*Stated task:*
Write each record again exactly as it stands.

★ ★ ★ ★ ★ ★ ★

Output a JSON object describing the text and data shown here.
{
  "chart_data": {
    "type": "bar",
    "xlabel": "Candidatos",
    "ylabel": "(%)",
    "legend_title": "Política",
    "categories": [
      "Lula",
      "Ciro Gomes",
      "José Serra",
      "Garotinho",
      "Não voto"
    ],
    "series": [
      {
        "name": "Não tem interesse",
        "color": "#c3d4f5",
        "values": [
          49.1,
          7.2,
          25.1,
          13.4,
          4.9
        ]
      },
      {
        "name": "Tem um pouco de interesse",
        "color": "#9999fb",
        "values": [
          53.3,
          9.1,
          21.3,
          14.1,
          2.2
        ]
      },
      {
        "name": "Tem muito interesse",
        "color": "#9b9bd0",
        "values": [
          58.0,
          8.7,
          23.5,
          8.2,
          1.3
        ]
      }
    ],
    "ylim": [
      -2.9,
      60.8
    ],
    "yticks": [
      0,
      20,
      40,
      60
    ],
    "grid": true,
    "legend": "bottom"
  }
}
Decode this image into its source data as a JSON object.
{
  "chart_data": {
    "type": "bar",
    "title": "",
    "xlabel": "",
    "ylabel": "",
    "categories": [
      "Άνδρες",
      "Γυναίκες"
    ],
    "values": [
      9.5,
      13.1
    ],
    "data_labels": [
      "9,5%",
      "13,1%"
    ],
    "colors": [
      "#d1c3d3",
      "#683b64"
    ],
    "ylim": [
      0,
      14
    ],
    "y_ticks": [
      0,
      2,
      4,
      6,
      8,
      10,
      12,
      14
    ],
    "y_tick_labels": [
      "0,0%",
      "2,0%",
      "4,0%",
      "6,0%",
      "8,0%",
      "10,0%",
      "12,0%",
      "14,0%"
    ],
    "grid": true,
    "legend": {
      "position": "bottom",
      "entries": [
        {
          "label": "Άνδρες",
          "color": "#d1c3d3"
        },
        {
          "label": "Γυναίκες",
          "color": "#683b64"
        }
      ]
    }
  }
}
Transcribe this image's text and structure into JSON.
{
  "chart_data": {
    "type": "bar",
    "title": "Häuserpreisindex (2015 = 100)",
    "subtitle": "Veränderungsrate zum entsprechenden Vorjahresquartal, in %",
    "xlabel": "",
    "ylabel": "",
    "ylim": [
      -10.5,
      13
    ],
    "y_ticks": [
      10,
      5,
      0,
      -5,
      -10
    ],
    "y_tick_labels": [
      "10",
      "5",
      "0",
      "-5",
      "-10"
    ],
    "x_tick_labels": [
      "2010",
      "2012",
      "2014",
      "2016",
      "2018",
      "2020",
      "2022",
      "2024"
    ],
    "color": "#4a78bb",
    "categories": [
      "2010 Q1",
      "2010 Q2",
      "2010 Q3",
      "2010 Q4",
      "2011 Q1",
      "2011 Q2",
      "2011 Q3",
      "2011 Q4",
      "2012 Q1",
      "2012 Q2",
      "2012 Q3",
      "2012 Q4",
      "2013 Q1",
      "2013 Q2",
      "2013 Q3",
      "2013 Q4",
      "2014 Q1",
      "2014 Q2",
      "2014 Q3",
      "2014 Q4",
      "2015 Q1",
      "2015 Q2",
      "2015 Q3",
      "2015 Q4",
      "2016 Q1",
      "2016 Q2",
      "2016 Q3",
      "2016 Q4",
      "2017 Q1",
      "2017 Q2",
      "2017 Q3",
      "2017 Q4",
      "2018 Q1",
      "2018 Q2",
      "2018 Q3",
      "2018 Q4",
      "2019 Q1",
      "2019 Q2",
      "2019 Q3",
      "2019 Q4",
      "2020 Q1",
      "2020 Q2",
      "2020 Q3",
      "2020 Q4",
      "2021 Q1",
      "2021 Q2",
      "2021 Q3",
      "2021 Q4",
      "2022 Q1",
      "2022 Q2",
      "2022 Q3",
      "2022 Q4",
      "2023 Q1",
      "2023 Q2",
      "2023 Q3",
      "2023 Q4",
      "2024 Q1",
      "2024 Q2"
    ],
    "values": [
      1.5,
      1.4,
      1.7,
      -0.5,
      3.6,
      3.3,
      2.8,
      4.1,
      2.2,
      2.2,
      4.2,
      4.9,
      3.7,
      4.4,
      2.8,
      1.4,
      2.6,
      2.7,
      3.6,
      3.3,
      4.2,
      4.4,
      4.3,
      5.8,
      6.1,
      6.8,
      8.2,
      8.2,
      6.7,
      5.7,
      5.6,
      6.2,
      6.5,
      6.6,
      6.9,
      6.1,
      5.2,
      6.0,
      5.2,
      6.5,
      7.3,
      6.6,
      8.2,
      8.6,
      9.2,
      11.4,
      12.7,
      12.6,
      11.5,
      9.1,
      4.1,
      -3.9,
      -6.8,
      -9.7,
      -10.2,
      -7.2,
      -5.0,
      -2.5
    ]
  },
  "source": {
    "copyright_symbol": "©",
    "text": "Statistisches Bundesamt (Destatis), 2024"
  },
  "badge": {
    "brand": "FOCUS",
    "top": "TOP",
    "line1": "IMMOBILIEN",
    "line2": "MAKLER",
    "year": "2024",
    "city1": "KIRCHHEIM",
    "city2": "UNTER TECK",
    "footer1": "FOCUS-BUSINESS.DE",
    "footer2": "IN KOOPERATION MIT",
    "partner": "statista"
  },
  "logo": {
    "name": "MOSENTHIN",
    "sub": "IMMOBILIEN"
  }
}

★ ★ ★ ★ ★ ★ ★

*Task output:*
Output a JSON object describing the text and data shown here.
{
  "chart_data": {
    "type": "bar",
    "xlabel": "Candidatos",
    "ylabel": "(%)",
    "legend_title": "Política",
    "categories": [
      "Lula",
      "Ciro Gomes",
      "José Serra",
      "Garotinho",
      "Não voto"
    ],
    "series": [
      {
        "name": "Não tem interesse",
        "color": "#c3d4f5",
        "values": [
          49.1,
          7.2,
          25.1,
          13.4,
          4.9
        ]
      },
      {
        "name": "Tem um pouco de interesse",
        "color": "#9999fb",
        "values": [
          53.3,
          9.1,
          21.3,
          14.1,
          2.2
        ]
      },
      {
        "name": "Tem muito interesse",
        "color": "#9b9bd0",
        "values": [
          58.0,
          8.7,
          23.5,
          8.2,
          1.3
        ]
      }
    ],
    "ylim": [
      -2.9,
      60.8
    ],
    "yticks": [
      0,
      20,
      40,
      60
    ],
    "grid": true,
    "legend": "bottom"
  }
}
Decode this image into its source data as a JSON object.
{
  "chart_data": {
    "type": "bar",
    "title": "",
    "xlabel": "",
    "ylabel": "",
    "categories": [
      "Άνδρες",
      "Γυναίκες"
    ],
    "values": [
      9.5,
      13.1
    ],
    "data_labels": [
      "9,5%",
      "13,1%"
    ],
    "colors": [
      "#d1c3d3",
      "#683b64"
    ],
    "ylim": [
      0,
      14
    ],
    "y_ticks": [
      0,
      2,
      4,
      6,
      8,
      10,
      12,
      14
    ],
    "y_tick_labels": [
      "0,0%",
      "2,0%",
      "4,0%",
      "6,0%",
      "8,0%",
      "10,0%",
      "12,0%",
      "14,0%"
    ],
    "grid": true,
    "legend": {
      "position": "bottom",
      "entries": [
        {
          "label": "Άνδρες",
          "color": "#d1c3d3"
        },
        {
          "label": "Γυναίκες",
          "color": "#683b64"
        }
      ]
    }
  }
}
Transcribe this image's text and structure into JSON.
{
  "chart_data": {
    "type": "bar",
    "title": "Häuserpreisindex (2015 = 100)",
    "subtitle": "Veränderungsrate zum entsprechenden Vorjahresquartal, in %",
    "xlabel": "",
    "ylabel": "",
    "ylim": [
      -10.5,
      13
    ],
    "y_ticks": [
      10,
      5,
      0,
      -5,
      -10
    ],
    "y_tick_labels": [
      "10",
      "5",
      "0",
      "-5",
      "-10"
    ],
    "x_tick_labels": [
      "2010",
      "2012",
      "2014",
      "2016",
      "2018",
      "2020",
      "2022",
      "2024"
    ],
    "color": "#4a78bb",
    "categories": [
      "2010 Q1",
      "2010 Q2",
      "2010 Q3",
      "2010 Q4",
      "2011 Q1",
      "2011 Q2",
      "2011 Q3",
      "2011 Q4",
      "2012 Q1",
      "2012 Q2",
      "2012 Q3",
      "2012 Q4",
      "2013 Q1",
      "2013 Q2",
      "2013 Q3",
      "2013 Q4",
      "2014 Q1",
      "2014 Q2",
      "2014 Q3",
      "2014 Q4",
      "2015 Q1",
      "2015 Q2",
      "2015 Q3",
      "2015 Q4",
      "2016 Q1",
      "2016 Q2",
      "2016 Q3",
      "2016 Q4",
      "2017 Q1",
      "2017 Q2",
      "2017 Q3",
      "2017 Q4",
      "2018 Q1",
      "2018 Q2",
      "2018 Q3",
      "2018 Q4",
      "2019 Q1",
      "2019 Q2",
      "2019 Q3",
      "2019 Q4",
      "2020 Q1",
      "2020 Q2",
      "2020 Q3",
      "2020 Q4",
      "2021 Q1",
      "2021 Q2",
      "2021 Q3",
      "2021 Q4",
      "2022 Q1",
      "2022 Q2",
      "2022 Q3",
      "2022 Q4",
      "2023 Q1",
      "2023 Q2",
      "2023 Q3",
      "2023 Q4",
      "2024 Q1",
      "2024 Q2"
    ],
    "values": [
      1.5,
      1.4,
      1.7,
      -0.5,
      3.6,
      3.3,
      2.8,
      4.1,
      2.2,
      2.2,
      4.2,
      4.9,
      3.7,
      4.4,
      2.8,
      1.4,
      2.6,
      2.7,
      3.6,
      3.3,
      4.2,
      4.4,
      4.3,
      5.8,
      6.1,
      6.8,
      8.2,
      8.2,
      6.7,
      5.7,
      5.6,
      6.2,
      6.5,
      6.6,
      6.9,
      6.1,
      5.2,
      6.0,
      5.2,
      6.5,
      7.3,
      6.6,
      8.2,
      8.6,
      9.2,
      11.4,
      12.7,
      12.6,
      11.5,
      9.1,
      4.1,
      -3.9,
      -6.8,
      -9.7,
      -10.2,
      -7.2,
      -5.0,
      -2.5
    ]
  },
  "source": {
    "copyright_symbol": "©",
    "text": "Statistisches Bundesamt (Destatis), 2024"
  },
  "badge": {
    "brand": "FOCUS",
    "top": "TOP",
    "line1": "IMMOBILIEN",
    "line2": "MAKLER",
    "year": "2024",
    "city1": "KIRCHHEIM",
    "city2": "UNTER TECK",
    "footer1": "FOCUS-BUSINESS.DE",
    "footer2": "IN KOOPERATION MIT",
    "partner": "statista"
  },
  "logo": {
    "name": "MOSENTHIN",
    "sub": "IMMOBILIEN"
  }
}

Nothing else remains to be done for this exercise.